■ **Short task**: Locate the string "protocolo" in the records below. Copy every line where it occurs.

■ **Source records**:
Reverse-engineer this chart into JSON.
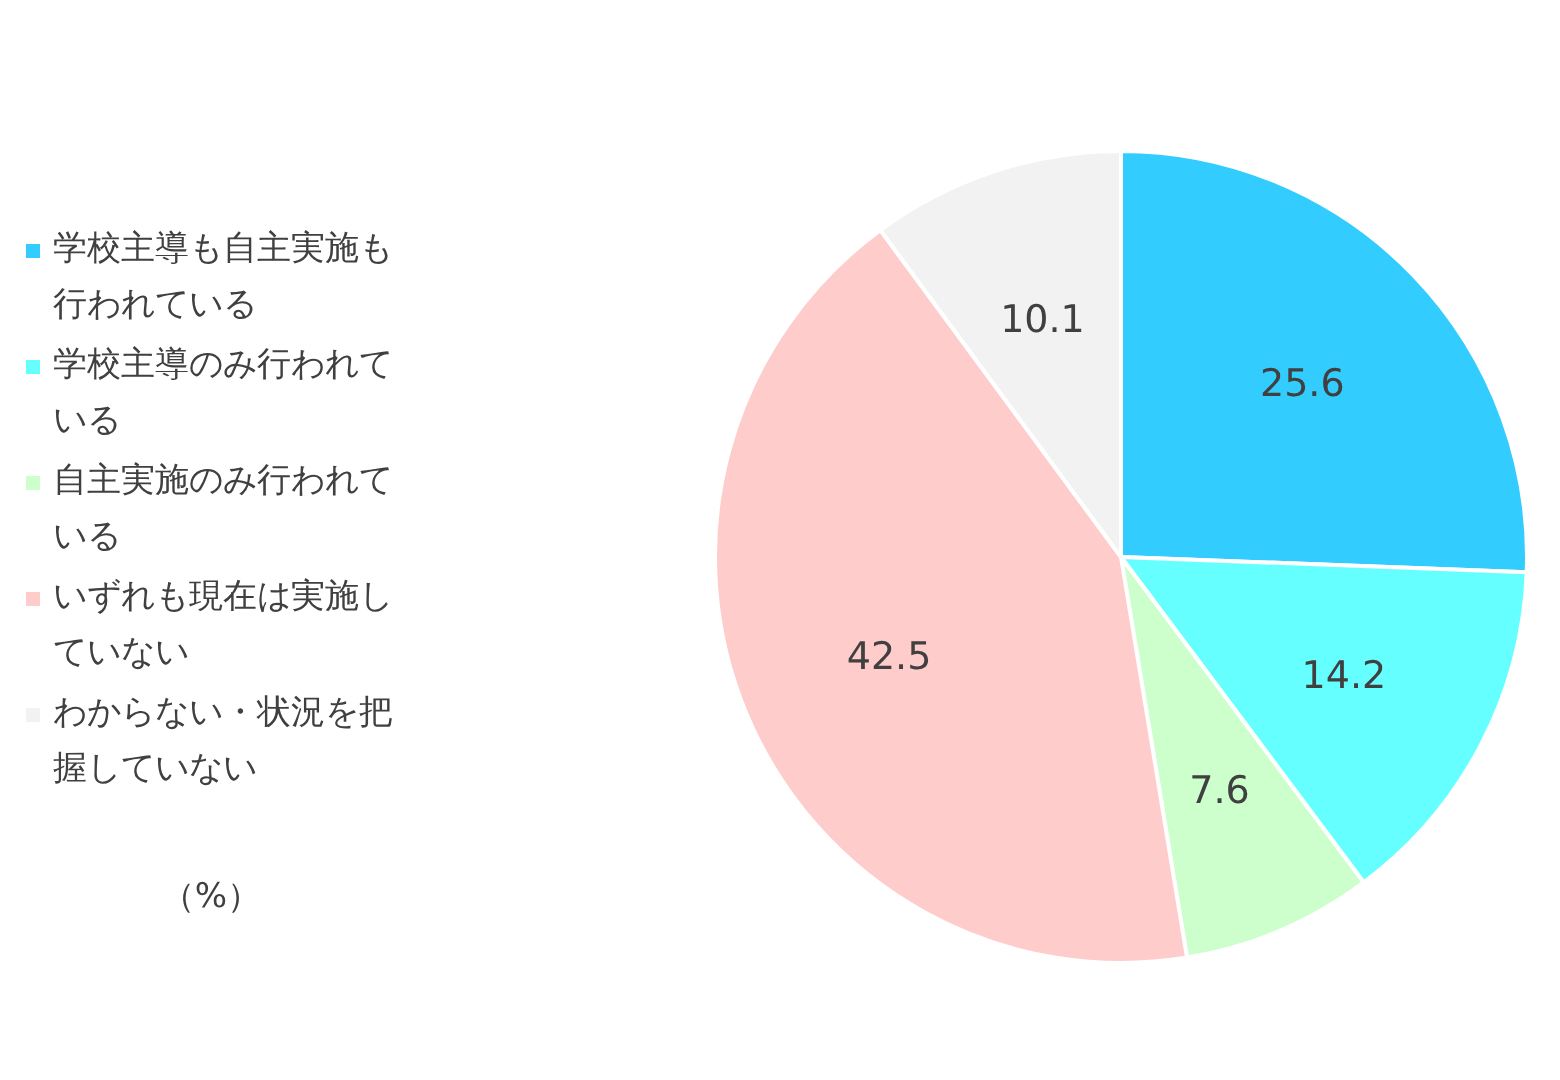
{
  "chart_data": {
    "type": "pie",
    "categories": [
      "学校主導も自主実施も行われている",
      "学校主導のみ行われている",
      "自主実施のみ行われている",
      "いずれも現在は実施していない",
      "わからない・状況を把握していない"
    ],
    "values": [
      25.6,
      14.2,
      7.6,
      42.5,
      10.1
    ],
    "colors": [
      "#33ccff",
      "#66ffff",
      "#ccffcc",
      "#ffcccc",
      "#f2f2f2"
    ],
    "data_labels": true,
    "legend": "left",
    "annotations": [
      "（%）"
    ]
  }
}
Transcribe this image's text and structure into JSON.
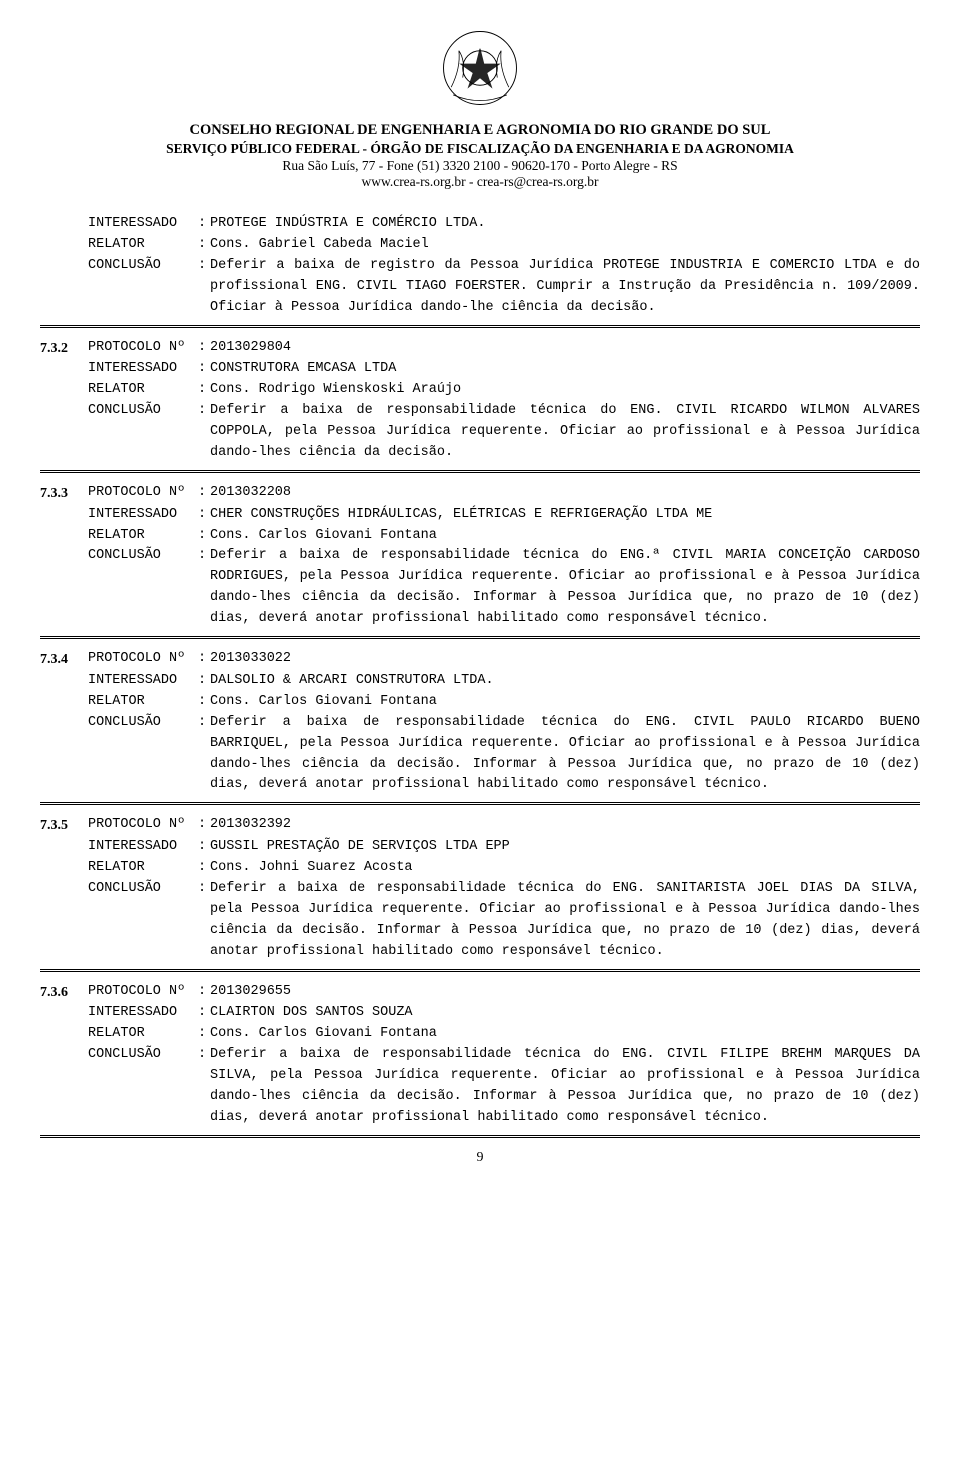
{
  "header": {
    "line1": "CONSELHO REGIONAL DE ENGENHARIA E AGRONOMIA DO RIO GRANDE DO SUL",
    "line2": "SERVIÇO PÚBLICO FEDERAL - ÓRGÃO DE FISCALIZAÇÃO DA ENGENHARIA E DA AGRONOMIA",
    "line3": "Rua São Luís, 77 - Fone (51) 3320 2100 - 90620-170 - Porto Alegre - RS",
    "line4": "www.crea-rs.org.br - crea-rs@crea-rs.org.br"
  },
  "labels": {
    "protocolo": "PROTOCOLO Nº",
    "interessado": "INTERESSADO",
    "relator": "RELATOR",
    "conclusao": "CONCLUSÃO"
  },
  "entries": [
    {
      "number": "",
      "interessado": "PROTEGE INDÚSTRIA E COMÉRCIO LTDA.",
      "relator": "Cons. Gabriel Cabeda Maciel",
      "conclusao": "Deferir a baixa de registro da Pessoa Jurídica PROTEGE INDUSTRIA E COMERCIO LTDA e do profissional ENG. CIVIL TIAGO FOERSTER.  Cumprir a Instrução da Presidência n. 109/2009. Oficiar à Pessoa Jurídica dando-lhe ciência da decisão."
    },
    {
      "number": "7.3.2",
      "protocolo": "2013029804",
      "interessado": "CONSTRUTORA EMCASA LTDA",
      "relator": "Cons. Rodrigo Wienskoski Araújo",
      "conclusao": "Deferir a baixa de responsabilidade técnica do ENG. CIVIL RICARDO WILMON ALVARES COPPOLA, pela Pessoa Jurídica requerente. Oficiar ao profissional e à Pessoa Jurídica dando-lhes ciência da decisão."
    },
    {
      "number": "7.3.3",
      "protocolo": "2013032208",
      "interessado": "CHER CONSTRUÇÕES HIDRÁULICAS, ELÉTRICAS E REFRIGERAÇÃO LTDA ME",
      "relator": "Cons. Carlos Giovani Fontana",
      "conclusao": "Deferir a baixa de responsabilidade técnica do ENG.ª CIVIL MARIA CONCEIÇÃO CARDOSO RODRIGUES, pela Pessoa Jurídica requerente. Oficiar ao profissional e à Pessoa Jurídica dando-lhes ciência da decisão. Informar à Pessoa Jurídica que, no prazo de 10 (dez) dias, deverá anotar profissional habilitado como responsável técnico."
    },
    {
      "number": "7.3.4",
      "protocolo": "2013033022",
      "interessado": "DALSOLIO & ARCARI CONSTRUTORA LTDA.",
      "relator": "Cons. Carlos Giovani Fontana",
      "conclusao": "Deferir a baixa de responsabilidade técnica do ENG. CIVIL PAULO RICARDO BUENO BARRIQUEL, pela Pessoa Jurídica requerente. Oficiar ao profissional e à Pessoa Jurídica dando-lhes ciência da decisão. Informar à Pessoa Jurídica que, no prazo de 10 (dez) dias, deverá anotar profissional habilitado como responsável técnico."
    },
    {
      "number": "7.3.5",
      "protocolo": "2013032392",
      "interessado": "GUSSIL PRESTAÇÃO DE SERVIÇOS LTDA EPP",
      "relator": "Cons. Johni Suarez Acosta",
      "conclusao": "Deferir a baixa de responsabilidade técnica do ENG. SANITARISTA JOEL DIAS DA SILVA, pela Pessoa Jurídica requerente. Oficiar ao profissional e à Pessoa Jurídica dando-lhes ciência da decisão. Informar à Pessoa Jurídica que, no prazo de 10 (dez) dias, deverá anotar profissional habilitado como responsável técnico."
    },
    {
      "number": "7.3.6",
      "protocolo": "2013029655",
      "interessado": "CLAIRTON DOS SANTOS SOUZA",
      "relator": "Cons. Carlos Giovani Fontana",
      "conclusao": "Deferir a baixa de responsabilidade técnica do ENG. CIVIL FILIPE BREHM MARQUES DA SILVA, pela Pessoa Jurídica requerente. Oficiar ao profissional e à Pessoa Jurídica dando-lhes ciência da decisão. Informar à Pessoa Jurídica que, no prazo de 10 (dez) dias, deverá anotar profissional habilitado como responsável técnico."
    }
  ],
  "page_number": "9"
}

■ **Exercise response**:
    "protocolo": "PROTOCOLO Nº",
      "protocolo": "2013029804",
      "protocolo": "2013032208",
      "protocolo": "2013033022",
      "protocolo": "2013032392",
      "protocolo": "2013029655",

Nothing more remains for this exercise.